# start of Data extract

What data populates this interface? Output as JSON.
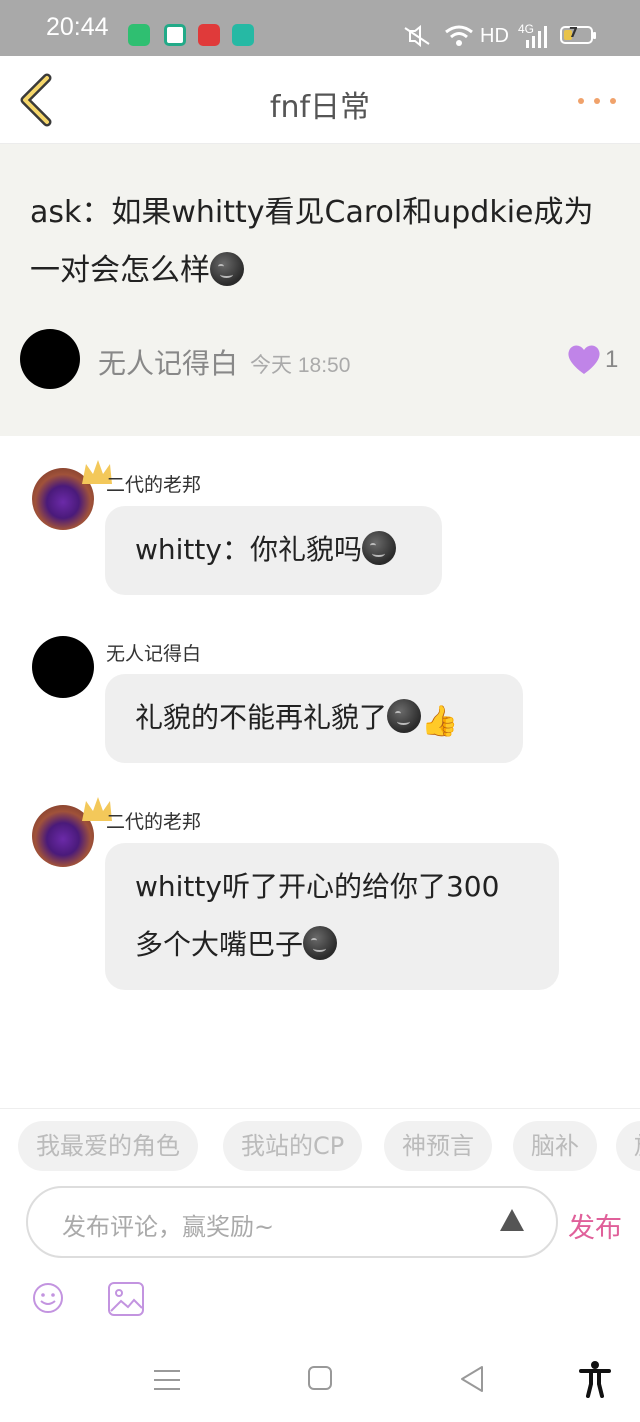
{
  "status_bar": {
    "time": "20:44",
    "network": "HD",
    "signal_label": "4G",
    "battery": "7",
    "app_icons": [
      "green-app-icon",
      "video-app-icon",
      "music-app-icon",
      "teal-app-icon"
    ]
  },
  "header": {
    "title": "fnf日常",
    "back_icon": "chevron-left-icon",
    "more_icon": "more-dots-icon"
  },
  "post": {
    "text": "ask：如果whitty看见Carol和updkie成为一对会怎么样",
    "author": "无人记得白",
    "time": "今天 18:50",
    "likes": "1",
    "accent_color": "#c084e8"
  },
  "comments": [
    {
      "author": "二代的老邦",
      "text": "whitty：你礼貌吗"
    },
    {
      "author": "无人记得白",
      "text": "礼貌的不能再礼貌了"
    },
    {
      "author": "二代的老邦",
      "text_line1": "whitty听了开心的给你了300",
      "text_line2": "多个大嘴巴子"
    }
  ],
  "tags": [
    "我最爱的角色",
    "我站的CP",
    "神预言",
    "脑补",
    "放"
  ],
  "composer": {
    "placeholder": "发布评论，赢奖励~",
    "publish_label": "发布",
    "publish_color": "#e0609a"
  }
}
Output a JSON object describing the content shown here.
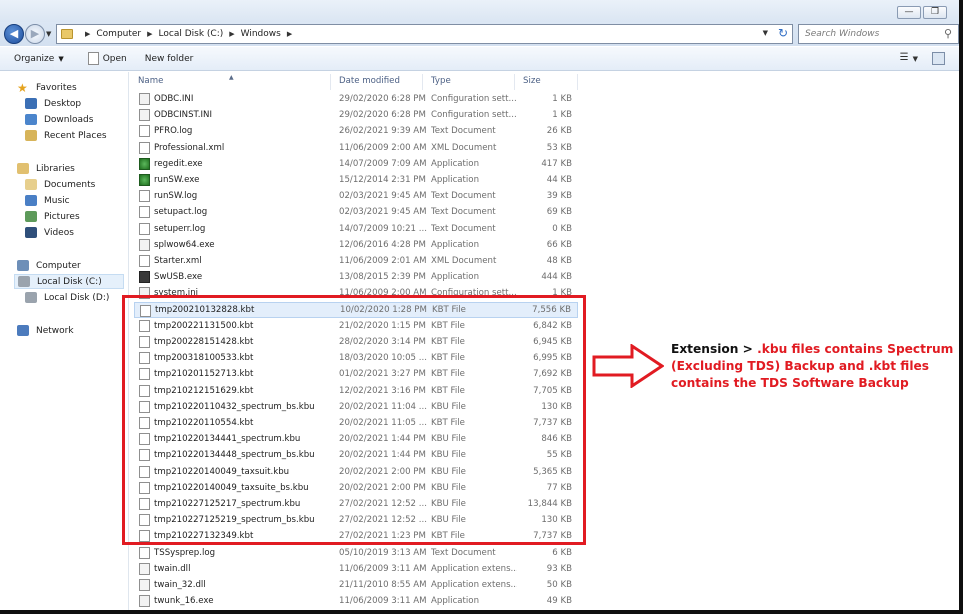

# end of Data extract

* [To do]:
Leave out the pictures and retype every line above exactly.

* [Output for this task]:
What data populates this interface? Output as JSON.
{
  "status_bar": {
    "time": "20:44",
    "network": "HD",
    "signal_label": "4G",
    "battery": "7",
    "app_icons": [
      "green-app-icon",
      "video-app-icon",
      "music-app-icon",
      "teal-app-icon"
    ]
  },
  "header": {
    "title": "fnf日常",
    "back_icon": "chevron-left-icon",
    "more_icon": "more-dots-icon"
  },
  "post": {
    "text": "ask：如果whitty看见Carol和updkie成为一对会怎么样",
    "author": "无人记得白",
    "time": "今天 18:50",
    "likes": "1",
    "accent_color": "#c084e8"
  },
  "comments": [
    {
      "author": "二代的老邦",
      "text": "whitty：你礼貌吗"
    },
    {
      "author": "无人记得白",
      "text": "礼貌的不能再礼貌了"
    },
    {
      "author": "二代的老邦",
      "text_line1": "whitty听了开心的给你了300",
      "text_line2": "多个大嘴巴子"
    }
  ],
  "tags": [
    "我最爱的角色",
    "我站的CP",
    "神预言",
    "脑补",
    "放"
  ],
  "composer": {
    "placeholder": "发布评论，赢奖励~",
    "publish_label": "发布",
    "publish_color": "#e0609a"
  }
}
Output a JSON object describing the content shown here.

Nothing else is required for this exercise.